**EXERCISE DETAILS:** The records that follow must be repeated verbatim, every one of them.

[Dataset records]

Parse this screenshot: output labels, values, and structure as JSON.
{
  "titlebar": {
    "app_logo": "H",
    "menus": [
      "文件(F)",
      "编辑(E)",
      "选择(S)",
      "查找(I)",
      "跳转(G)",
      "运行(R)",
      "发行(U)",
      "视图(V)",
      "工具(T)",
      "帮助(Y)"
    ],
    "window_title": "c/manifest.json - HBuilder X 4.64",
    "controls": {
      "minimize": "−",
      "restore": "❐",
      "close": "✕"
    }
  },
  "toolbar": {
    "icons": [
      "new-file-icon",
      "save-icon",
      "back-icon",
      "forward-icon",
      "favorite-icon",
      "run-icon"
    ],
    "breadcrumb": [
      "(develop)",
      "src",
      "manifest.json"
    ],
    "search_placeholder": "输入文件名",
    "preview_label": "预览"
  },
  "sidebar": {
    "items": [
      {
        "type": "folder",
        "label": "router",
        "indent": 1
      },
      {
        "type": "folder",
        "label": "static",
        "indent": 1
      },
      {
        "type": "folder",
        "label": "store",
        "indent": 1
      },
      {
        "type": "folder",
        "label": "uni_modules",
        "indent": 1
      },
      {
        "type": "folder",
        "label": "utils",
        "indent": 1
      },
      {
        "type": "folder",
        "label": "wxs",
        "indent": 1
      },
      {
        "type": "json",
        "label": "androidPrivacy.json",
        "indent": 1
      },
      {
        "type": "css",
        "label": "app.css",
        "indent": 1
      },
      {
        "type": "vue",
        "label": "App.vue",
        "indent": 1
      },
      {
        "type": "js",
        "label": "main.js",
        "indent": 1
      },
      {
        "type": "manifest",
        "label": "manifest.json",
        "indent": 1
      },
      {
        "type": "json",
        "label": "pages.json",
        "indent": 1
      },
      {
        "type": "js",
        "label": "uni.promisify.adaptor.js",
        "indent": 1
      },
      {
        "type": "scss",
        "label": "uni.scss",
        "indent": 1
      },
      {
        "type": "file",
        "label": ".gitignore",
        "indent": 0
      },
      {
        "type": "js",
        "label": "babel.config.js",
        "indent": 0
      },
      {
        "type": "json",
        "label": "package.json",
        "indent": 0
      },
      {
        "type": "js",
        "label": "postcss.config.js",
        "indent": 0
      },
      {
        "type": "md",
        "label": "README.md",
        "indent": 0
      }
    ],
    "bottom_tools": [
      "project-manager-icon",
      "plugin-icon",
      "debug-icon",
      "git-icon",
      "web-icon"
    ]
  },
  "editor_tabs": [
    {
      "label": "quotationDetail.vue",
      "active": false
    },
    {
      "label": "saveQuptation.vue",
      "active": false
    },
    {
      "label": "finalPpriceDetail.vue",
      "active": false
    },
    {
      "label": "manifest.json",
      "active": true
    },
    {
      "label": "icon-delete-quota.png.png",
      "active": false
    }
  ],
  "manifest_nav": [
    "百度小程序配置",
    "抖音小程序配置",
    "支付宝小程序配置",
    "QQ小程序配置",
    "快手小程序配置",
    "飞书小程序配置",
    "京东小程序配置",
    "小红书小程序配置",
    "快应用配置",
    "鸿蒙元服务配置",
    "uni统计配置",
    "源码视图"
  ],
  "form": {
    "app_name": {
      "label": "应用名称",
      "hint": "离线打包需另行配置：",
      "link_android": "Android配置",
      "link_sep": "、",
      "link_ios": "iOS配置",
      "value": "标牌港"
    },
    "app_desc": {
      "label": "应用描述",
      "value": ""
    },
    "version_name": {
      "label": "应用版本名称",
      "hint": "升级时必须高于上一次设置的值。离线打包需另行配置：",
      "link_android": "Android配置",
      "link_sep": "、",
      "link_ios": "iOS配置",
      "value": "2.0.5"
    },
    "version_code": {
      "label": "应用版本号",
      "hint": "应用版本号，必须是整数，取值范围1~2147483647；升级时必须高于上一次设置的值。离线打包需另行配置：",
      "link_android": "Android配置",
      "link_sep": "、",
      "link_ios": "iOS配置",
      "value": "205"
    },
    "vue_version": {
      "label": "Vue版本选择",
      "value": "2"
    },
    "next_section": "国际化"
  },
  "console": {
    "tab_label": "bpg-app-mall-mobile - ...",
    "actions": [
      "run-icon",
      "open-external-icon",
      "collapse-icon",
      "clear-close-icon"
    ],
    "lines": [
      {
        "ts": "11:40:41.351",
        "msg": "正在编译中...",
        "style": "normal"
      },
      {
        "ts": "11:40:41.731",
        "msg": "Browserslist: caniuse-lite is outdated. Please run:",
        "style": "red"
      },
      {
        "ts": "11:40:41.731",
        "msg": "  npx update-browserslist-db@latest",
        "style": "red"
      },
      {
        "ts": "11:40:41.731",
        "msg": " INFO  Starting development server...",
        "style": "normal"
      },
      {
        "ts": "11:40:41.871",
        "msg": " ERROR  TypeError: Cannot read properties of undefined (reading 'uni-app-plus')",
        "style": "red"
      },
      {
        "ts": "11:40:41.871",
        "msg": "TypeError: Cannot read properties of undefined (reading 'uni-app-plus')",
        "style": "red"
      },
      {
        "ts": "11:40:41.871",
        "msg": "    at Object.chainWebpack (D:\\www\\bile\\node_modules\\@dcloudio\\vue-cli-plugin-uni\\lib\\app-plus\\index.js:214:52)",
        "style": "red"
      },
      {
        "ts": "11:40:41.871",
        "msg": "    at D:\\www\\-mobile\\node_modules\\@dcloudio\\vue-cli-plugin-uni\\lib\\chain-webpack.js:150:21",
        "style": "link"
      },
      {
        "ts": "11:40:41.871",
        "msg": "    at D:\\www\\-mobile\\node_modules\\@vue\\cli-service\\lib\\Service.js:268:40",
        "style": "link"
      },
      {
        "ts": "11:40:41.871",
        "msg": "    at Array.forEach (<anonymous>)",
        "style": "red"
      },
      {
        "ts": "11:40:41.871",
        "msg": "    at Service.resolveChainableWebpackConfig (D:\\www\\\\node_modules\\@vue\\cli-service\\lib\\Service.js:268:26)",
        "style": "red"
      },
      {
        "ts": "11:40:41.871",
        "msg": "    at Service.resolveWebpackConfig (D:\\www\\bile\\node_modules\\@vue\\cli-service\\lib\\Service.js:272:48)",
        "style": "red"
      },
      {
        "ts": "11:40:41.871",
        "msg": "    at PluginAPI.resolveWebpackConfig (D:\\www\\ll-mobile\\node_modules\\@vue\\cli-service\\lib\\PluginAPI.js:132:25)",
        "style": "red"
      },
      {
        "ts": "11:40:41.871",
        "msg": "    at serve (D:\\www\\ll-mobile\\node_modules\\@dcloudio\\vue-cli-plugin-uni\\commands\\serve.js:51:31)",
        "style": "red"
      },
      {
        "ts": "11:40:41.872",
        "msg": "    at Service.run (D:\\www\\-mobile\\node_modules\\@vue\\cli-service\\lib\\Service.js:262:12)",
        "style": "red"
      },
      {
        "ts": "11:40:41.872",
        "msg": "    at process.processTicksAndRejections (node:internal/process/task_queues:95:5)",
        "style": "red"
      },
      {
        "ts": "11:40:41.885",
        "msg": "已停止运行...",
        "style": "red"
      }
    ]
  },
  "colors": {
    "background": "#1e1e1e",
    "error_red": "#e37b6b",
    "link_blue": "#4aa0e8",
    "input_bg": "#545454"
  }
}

**REPLY:**
Parse this screenshot: output labels, values, and structure as JSON.
{
  "titlebar": {
    "app_logo": "H",
    "menus": [
      "文件(F)",
      "编辑(E)",
      "选择(S)",
      "查找(I)",
      "跳转(G)",
      "运行(R)",
      "发行(U)",
      "视图(V)",
      "工具(T)",
      "帮助(Y)"
    ],
    "window_title": "c/manifest.json - HBuilder X 4.64",
    "controls": {
      "minimize": "−",
      "restore": "❐",
      "close": "✕"
    }
  },
  "toolbar": {
    "icons": [
      "new-file-icon",
      "save-icon",
      "back-icon",
      "forward-icon",
      "favorite-icon",
      "run-icon"
    ],
    "breadcrumb": [
      "(develop)",
      "src",
      "manifest.json"
    ],
    "search_placeholder": "输入文件名",
    "preview_label": "预览"
  },
  "sidebar": {
    "items": [
      {
        "type": "folder",
        "label": "router",
        "indent": 1
      },
      {
        "type": "folder",
        "label": "static",
        "indent": 1
      },
      {
        "type": "folder",
        "label": "store",
        "indent": 1
      },
      {
        "type": "folder",
        "label": "uni_modules",
        "indent": 1
      },
      {
        "type": "folder",
        "label": "utils",
        "indent": 1
      },
      {
        "type": "folder",
        "label": "wxs",
        "indent": 1
      },
      {
        "type": "json",
        "label": "androidPrivacy.json",
        "indent": 1
      },
      {
        "type": "css",
        "label": "app.css",
        "indent": 1
      },
      {
        "type": "vue",
        "label": "App.vue",
        "indent": 1
      },
      {
        "type": "js",
        "label": "main.js",
        "indent": 1
      },
      {
        "type": "manifest",
        "label": "manifest.json",
        "indent": 1
      },
      {
        "type": "json",
        "label": "pages.json",
        "indent": 1
      },
      {
        "type": "js",
        "label": "uni.promisify.adaptor.js",
        "indent": 1
      },
      {
        "type": "scss",
        "label": "uni.scss",
        "indent": 1
      },
      {
        "type": "file",
        "label": ".gitignore",
        "indent": 0
      },
      {
        "type": "js",
        "label": "babel.config.js",
        "indent": 0
      },
      {
        "type": "json",
        "label": "package.json",
        "indent": 0
      },
      {
        "type": "js",
        "label": "postcss.config.js",
        "indent": 0
      },
      {
        "type": "md",
        "label": "README.md",
        "indent": 0
      }
    ],
    "bottom_tools": [
      "project-manager-icon",
      "plugin-icon",
      "debug-icon",
      "git-icon",
      "web-icon"
    ]
  },
  "editor_tabs": [
    {
      "label": "quotationDetail.vue",
      "active": false
    },
    {
      "label": "saveQuptation.vue",
      "active": false
    },
    {
      "label": "finalPpriceDetail.vue",
      "active": false
    },
    {
      "label": "manifest.json",
      "active": true
    },
    {
      "label": "icon-delete-quota.png.png",
      "active": false
    }
  ],
  "manifest_nav": [
    "百度小程序配置",
    "抖音小程序配置",
    "支付宝小程序配置",
    "QQ小程序配置",
    "快手小程序配置",
    "飞书小程序配置",
    "京东小程序配置",
    "小红书小程序配置",
    "快应用配置",
    "鸿蒙元服务配置",
    "uni统计配置",
    "源码视图"
  ],
  "form": {
    "app_name": {
      "label": "应用名称",
      "hint": "离线打包需另行配置：",
      "link_android": "Android配置",
      "link_sep": "、",
      "link_ios": "iOS配置",
      "value": "标牌港"
    },
    "app_desc": {
      "label": "应用描述",
      "value": ""
    },
    "version_name": {
      "label": "应用版本名称",
      "hint": "升级时必须高于上一次设置的值。离线打包需另行配置：",
      "link_android": "Android配置",
      "link_sep": "、",
      "link_ios": "iOS配置",
      "value": "2.0.5"
    },
    "version_code": {
      "label": "应用版本号",
      "hint": "应用版本号，必须是整数，取值范围1~2147483647；升级时必须高于上一次设置的值。离线打包需另行配置：",
      "link_android": "Android配置",
      "link_sep": "、",
      "link_ios": "iOS配置",
      "value": "205"
    },
    "vue_version": {
      "label": "Vue版本选择",
      "value": "2"
    },
    "next_section": "国际化"
  },
  "console": {
    "tab_label": "bpg-app-mall-mobile - ...",
    "actions": [
      "run-icon",
      "open-external-icon",
      "collapse-icon",
      "clear-close-icon"
    ],
    "lines": [
      {
        "ts": "11:40:41.351",
        "msg": "正在编译中...",
        "style": "normal"
      },
      {
        "ts": "11:40:41.731",
        "msg": "Browserslist: caniuse-lite is outdated. Please run:",
        "style": "red"
      },
      {
        "ts": "11:40:41.731",
        "msg": "  npx update-browserslist-db@latest",
        "style": "red"
      },
      {
        "ts": "11:40:41.731",
        "msg": " INFO  Starting development server...",
        "style": "normal"
      },
      {
        "ts": "11:40:41.871",
        "msg": " ERROR  TypeError: Cannot read properties of undefined (reading 'uni-app-plus')",
        "style": "red"
      },
      {
        "ts": "11:40:41.871",
        "msg": "TypeError: Cannot read properties of undefined (reading 'uni-app-plus')",
        "style": "red"
      },
      {
        "ts": "11:40:41.871",
        "msg": "    at Object.chainWebpack (D:\\www\\bile\\node_modules\\@dcloudio\\vue-cli-plugin-uni\\lib\\app-plus\\index.js:214:52)",
        "style": "red"
      },
      {
        "ts": "11:40:41.871",
        "msg": "    at D:\\www\\-mobile\\node_modules\\@dcloudio\\vue-cli-plugin-uni\\lib\\chain-webpack.js:150:21",
        "style": "link"
      },
      {
        "ts": "11:40:41.871",
        "msg": "    at D:\\www\\-mobile\\node_modules\\@vue\\cli-service\\lib\\Service.js:268:40",
        "style": "link"
      },
      {
        "ts": "11:40:41.871",
        "msg": "    at Array.forEach (<anonymous>)",
        "style": "red"
      },
      {
        "ts": "11:40:41.871",
        "msg": "    at Service.resolveChainableWebpackConfig (D:\\www\\\\node_modules\\@vue\\cli-service\\lib\\Service.js:268:26)",
        "style": "red"
      },
      {
        "ts": "11:40:41.871",
        "msg": "    at Service.resolveWebpackConfig (D:\\www\\bile\\node_modules\\@vue\\cli-service\\lib\\Service.js:272:48)",
        "style": "red"
      },
      {
        "ts": "11:40:41.871",
        "msg": "    at PluginAPI.resolveWebpackConfig (D:\\www\\ll-mobile\\node_modules\\@vue\\cli-service\\lib\\PluginAPI.js:132:25)",
        "style": "red"
      },
      {
        "ts": "11:40:41.871",
        "msg": "    at serve (D:\\www\\ll-mobile\\node_modules\\@dcloudio\\vue-cli-plugin-uni\\commands\\serve.js:51:31)",
        "style": "red"
      },
      {
        "ts": "11:40:41.872",
        "msg": "    at Service.run (D:\\www\\-mobile\\node_modules\\@vue\\cli-service\\lib\\Service.js:262:12)",
        "style": "red"
      },
      {
        "ts": "11:40:41.872",
        "msg": "    at process.processTicksAndRejections (node:internal/process/task_queues:95:5)",
        "style": "red"
      },
      {
        "ts": "11:40:41.885",
        "msg": "已停止运行...",
        "style": "red"
      }
    ]
  },
  "colors": {
    "background": "#1e1e1e",
    "error_red": "#e37b6b",
    "link_blue": "#4aa0e8",
    "input_bg": "#545454"
  }
}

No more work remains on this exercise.